Data records -
— start —

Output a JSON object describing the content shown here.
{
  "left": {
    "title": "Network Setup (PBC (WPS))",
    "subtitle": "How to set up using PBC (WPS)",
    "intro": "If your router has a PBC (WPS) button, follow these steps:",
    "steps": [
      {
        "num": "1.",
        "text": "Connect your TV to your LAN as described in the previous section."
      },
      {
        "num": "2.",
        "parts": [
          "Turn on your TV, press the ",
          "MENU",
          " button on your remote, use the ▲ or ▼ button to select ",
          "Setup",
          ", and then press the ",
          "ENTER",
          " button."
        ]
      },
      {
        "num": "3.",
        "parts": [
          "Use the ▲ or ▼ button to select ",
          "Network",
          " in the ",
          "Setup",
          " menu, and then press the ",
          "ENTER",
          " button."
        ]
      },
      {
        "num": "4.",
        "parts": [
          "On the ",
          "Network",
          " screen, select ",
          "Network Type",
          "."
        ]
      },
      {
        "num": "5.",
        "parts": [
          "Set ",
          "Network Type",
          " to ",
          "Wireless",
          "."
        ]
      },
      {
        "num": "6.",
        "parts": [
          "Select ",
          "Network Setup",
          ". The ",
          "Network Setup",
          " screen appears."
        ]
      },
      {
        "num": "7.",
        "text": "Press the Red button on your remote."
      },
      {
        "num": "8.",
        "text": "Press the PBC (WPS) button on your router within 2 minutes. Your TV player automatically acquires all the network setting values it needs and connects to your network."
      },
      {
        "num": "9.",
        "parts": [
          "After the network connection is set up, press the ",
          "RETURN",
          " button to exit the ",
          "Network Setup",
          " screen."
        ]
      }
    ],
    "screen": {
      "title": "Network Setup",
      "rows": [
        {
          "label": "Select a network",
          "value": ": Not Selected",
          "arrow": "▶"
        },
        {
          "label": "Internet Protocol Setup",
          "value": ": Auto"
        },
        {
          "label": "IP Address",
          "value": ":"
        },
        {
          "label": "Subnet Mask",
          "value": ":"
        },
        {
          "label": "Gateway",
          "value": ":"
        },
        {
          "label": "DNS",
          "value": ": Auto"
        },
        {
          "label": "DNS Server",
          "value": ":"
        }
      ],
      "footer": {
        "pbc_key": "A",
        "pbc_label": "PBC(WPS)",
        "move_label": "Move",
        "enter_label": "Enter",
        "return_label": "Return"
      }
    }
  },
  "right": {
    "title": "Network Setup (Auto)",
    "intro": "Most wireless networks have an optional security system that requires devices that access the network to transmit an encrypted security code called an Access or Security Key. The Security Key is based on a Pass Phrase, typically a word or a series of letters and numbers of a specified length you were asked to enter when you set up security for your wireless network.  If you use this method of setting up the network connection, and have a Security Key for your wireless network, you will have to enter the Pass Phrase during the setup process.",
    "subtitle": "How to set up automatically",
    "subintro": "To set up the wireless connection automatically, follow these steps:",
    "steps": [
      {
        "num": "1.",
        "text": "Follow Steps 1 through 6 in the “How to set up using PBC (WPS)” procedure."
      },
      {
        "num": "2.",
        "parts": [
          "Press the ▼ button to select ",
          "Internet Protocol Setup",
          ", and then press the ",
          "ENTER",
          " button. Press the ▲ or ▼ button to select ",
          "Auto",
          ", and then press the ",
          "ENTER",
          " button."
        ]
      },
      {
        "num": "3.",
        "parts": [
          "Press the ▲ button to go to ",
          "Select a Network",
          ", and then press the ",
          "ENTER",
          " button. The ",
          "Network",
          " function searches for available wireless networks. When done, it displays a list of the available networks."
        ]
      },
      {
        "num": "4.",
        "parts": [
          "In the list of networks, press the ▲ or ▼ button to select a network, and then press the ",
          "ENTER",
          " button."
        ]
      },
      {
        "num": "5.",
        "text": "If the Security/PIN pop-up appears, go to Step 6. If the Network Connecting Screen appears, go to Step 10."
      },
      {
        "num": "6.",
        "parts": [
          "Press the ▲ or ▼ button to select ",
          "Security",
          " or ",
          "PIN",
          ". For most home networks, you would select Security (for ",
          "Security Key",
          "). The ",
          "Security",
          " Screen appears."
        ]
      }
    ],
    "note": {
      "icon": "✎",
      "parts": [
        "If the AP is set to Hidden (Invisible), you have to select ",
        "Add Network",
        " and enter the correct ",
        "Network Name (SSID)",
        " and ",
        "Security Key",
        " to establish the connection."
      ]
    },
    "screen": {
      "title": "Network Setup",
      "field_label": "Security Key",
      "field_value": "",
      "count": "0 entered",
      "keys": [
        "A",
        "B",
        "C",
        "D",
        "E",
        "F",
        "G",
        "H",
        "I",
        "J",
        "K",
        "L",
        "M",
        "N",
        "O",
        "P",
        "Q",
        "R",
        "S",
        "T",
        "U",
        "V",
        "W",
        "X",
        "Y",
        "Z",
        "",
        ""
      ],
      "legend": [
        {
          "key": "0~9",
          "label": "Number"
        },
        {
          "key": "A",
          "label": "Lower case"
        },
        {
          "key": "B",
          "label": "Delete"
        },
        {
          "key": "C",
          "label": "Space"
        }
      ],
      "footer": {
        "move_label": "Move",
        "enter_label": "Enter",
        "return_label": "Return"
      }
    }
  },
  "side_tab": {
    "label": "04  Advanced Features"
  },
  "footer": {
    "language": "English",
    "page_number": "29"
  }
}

— end —
— start —

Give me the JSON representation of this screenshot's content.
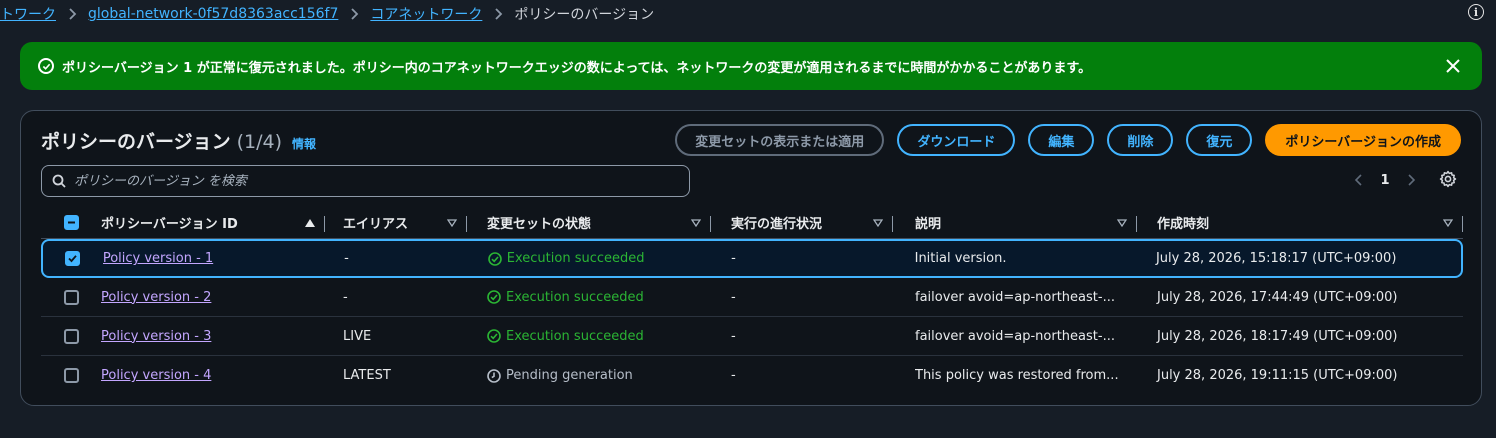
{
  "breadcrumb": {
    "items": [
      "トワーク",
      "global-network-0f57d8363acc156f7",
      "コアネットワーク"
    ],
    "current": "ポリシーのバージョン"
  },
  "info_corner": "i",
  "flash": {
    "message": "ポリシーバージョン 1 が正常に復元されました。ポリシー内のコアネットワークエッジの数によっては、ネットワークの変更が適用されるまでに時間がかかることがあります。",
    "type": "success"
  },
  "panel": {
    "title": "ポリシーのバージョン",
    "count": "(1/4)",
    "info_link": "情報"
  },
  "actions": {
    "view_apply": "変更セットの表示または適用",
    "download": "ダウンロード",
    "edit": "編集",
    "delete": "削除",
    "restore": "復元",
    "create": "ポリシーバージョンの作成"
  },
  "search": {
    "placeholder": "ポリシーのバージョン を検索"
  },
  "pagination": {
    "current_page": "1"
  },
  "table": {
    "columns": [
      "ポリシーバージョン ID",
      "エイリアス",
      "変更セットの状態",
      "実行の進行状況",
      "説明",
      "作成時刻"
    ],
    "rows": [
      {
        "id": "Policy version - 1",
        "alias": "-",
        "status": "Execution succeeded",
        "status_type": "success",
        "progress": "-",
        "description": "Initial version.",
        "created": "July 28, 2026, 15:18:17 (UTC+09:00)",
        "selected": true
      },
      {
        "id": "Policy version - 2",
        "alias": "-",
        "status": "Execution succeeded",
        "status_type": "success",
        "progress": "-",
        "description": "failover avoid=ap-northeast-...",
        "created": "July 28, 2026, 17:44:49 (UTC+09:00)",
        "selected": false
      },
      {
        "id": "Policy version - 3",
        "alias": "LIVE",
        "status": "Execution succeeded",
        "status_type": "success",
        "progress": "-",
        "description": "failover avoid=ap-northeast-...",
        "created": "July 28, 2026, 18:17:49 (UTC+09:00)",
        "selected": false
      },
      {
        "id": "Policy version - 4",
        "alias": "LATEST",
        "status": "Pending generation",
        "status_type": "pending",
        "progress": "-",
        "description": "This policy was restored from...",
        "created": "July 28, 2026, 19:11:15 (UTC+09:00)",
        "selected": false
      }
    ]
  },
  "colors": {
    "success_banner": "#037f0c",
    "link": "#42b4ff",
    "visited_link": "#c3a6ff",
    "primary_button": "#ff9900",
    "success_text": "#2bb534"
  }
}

— end —

WORK REQUIRED -
Take every line above carrying "appears" and return it.

REPLY -
          " screen appears."
        "text": "If the Security/PIN pop-up appears, go to Step 6. If the Network Connecting Screen appears, go to Step 10."
          " Screen appears."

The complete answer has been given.